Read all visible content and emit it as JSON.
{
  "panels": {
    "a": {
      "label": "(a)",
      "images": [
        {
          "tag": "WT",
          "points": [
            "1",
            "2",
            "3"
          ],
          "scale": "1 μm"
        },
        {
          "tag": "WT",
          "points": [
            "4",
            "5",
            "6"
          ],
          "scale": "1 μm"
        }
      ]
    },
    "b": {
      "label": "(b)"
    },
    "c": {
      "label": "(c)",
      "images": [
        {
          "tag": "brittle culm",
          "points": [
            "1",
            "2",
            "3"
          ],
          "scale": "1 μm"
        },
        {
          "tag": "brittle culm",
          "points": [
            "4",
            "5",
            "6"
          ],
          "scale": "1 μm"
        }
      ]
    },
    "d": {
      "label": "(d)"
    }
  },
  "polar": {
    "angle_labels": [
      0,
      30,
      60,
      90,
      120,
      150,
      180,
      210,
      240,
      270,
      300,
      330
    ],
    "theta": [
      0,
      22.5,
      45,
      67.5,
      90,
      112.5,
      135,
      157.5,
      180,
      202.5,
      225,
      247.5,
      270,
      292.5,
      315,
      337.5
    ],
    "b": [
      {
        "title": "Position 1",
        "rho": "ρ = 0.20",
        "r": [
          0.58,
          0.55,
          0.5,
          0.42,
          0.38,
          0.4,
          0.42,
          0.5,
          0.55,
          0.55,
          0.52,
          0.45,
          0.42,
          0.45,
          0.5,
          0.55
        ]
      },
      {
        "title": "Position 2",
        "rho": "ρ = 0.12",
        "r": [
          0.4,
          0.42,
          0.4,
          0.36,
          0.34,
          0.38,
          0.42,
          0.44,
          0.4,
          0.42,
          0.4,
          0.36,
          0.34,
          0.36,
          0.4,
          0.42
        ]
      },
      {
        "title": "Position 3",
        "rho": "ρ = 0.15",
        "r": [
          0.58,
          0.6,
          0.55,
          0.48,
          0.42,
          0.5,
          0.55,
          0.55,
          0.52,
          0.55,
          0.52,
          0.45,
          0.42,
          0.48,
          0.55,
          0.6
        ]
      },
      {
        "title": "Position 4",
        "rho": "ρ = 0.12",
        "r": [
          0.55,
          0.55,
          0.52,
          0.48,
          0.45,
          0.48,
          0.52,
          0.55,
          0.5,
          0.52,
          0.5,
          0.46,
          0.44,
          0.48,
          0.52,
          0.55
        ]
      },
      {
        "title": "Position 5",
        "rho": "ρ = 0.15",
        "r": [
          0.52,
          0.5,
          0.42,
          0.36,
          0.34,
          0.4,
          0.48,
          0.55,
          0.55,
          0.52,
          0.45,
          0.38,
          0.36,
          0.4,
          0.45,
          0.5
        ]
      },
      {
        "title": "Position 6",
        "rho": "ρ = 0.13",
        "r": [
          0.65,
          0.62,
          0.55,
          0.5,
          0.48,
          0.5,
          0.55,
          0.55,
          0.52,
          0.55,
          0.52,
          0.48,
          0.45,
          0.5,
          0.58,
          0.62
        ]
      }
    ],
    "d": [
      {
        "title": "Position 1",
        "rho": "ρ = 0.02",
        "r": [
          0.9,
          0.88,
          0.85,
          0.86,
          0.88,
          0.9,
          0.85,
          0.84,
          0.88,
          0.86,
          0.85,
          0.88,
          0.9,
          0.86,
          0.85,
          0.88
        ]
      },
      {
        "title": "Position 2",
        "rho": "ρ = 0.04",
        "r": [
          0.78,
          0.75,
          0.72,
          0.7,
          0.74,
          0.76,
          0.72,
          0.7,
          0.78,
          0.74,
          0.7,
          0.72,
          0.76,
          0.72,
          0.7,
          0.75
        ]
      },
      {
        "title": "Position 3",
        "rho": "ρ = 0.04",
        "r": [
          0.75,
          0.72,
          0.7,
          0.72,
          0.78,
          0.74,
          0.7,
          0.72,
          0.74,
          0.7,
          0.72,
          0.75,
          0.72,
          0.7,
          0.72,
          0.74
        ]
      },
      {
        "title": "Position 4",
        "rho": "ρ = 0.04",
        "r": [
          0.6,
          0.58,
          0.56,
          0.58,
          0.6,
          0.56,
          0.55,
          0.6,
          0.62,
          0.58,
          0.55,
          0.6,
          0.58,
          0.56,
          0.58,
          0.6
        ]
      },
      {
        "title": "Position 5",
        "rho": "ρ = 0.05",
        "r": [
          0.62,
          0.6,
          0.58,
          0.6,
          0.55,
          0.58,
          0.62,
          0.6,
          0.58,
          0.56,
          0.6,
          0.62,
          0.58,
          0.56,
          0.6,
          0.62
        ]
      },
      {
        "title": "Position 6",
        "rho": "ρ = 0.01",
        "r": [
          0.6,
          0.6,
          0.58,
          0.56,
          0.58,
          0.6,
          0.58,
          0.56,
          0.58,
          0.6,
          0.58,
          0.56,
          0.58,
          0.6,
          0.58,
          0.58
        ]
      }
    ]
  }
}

• • • • •

* Instruction
Return the listing above word for word.

* Solution for this exercise
Read all visible content and emit it as JSON.
{
  "panels": {
    "a": {
      "label": "(a)",
      "images": [
        {
          "tag": "WT",
          "points": [
            "1",
            "2",
            "3"
          ],
          "scale": "1 μm"
        },
        {
          "tag": "WT",
          "points": [
            "4",
            "5",
            "6"
          ],
          "scale": "1 μm"
        }
      ]
    },
    "b": {
      "label": "(b)"
    },
    "c": {
      "label": "(c)",
      "images": [
        {
          "tag": "brittle culm",
          "points": [
            "1",
            "2",
            "3"
          ],
          "scale": "1 μm"
        },
        {
          "tag": "brittle culm",
          "points": [
            "4",
            "5",
            "6"
          ],
          "scale": "1 μm"
        }
      ]
    },
    "d": {
      "label": "(d)"
    }
  },
  "polar": {
    "angle_labels": [
      0,
      30,
      60,
      90,
      120,
      150,
      180,
      210,
      240,
      270,
      300,
      330
    ],
    "theta": [
      0,
      22.5,
      45,
      67.5,
      90,
      112.5,
      135,
      157.5,
      180,
      202.5,
      225,
      247.5,
      270,
      292.5,
      315,
      337.5
    ],
    "b": [
      {
        "title": "Position 1",
        "rho": "ρ = 0.20",
        "r": [
          0.58,
          0.55,
          0.5,
          0.42,
          0.38,
          0.4,
          0.42,
          0.5,
          0.55,
          0.55,
          0.52,
          0.45,
          0.42,
          0.45,
          0.5,
          0.55
        ]
      },
      {
        "title": "Position 2",
        "rho": "ρ = 0.12",
        "r": [
          0.4,
          0.42,
          0.4,
          0.36,
          0.34,
          0.38,
          0.42,
          0.44,
          0.4,
          0.42,
          0.4,
          0.36,
          0.34,
          0.36,
          0.4,
          0.42
        ]
      },
      {
        "title": "Position 3",
        "rho": "ρ = 0.15",
        "r": [
          0.58,
          0.6,
          0.55,
          0.48,
          0.42,
          0.5,
          0.55,
          0.55,
          0.52,
          0.55,
          0.52,
          0.45,
          0.42,
          0.48,
          0.55,
          0.6
        ]
      },
      {
        "title": "Position 4",
        "rho": "ρ = 0.12",
        "r": [
          0.55,
          0.55,
          0.52,
          0.48,
          0.45,
          0.48,
          0.52,
          0.55,
          0.5,
          0.52,
          0.5,
          0.46,
          0.44,
          0.48,
          0.52,
          0.55
        ]
      },
      {
        "title": "Position 5",
        "rho": "ρ = 0.15",
        "r": [
          0.52,
          0.5,
          0.42,
          0.36,
          0.34,
          0.4,
          0.48,
          0.55,
          0.55,
          0.52,
          0.45,
          0.38,
          0.36,
          0.4,
          0.45,
          0.5
        ]
      },
      {
        "title": "Position 6",
        "rho": "ρ = 0.13",
        "r": [
          0.65,
          0.62,
          0.55,
          0.5,
          0.48,
          0.5,
          0.55,
          0.55,
          0.52,
          0.55,
          0.52,
          0.48,
          0.45,
          0.5,
          0.58,
          0.62
        ]
      }
    ],
    "d": [
      {
        "title": "Position 1",
        "rho": "ρ = 0.02",
        "r": [
          0.9,
          0.88,
          0.85,
          0.86,
          0.88,
          0.9,
          0.85,
          0.84,
          0.88,
          0.86,
          0.85,
          0.88,
          0.9,
          0.86,
          0.85,
          0.88
        ]
      },
      {
        "title": "Position 2",
        "rho": "ρ = 0.04",
        "r": [
          0.78,
          0.75,
          0.72,
          0.7,
          0.74,
          0.76,
          0.72,
          0.7,
          0.78,
          0.74,
          0.7,
          0.72,
          0.76,
          0.72,
          0.7,
          0.75
        ]
      },
      {
        "title": "Position 3",
        "rho": "ρ = 0.04",
        "r": [
          0.75,
          0.72,
          0.7,
          0.72,
          0.78,
          0.74,
          0.7,
          0.72,
          0.74,
          0.7,
          0.72,
          0.75,
          0.72,
          0.7,
          0.72,
          0.74
        ]
      },
      {
        "title": "Position 4",
        "rho": "ρ = 0.04",
        "r": [
          0.6,
          0.58,
          0.56,
          0.58,
          0.6,
          0.56,
          0.55,
          0.6,
          0.62,
          0.58,
          0.55,
          0.6,
          0.58,
          0.56,
          0.58,
          0.6
        ]
      },
      {
        "title": "Position 5",
        "rho": "ρ = 0.05",
        "r": [
          0.62,
          0.6,
          0.58,
          0.6,
          0.55,
          0.58,
          0.62,
          0.6,
          0.58,
          0.56,
          0.6,
          0.62,
          0.58,
          0.56,
          0.6,
          0.62
        ]
      },
      {
        "title": "Position 6",
        "rho": "ρ = 0.01",
        "r": [
          0.6,
          0.6,
          0.58,
          0.56,
          0.58,
          0.6,
          0.58,
          0.56,
          0.58,
          0.6,
          0.58,
          0.56,
          0.58,
          0.6,
          0.58,
          0.58
        ]
      }
    ]
  }
}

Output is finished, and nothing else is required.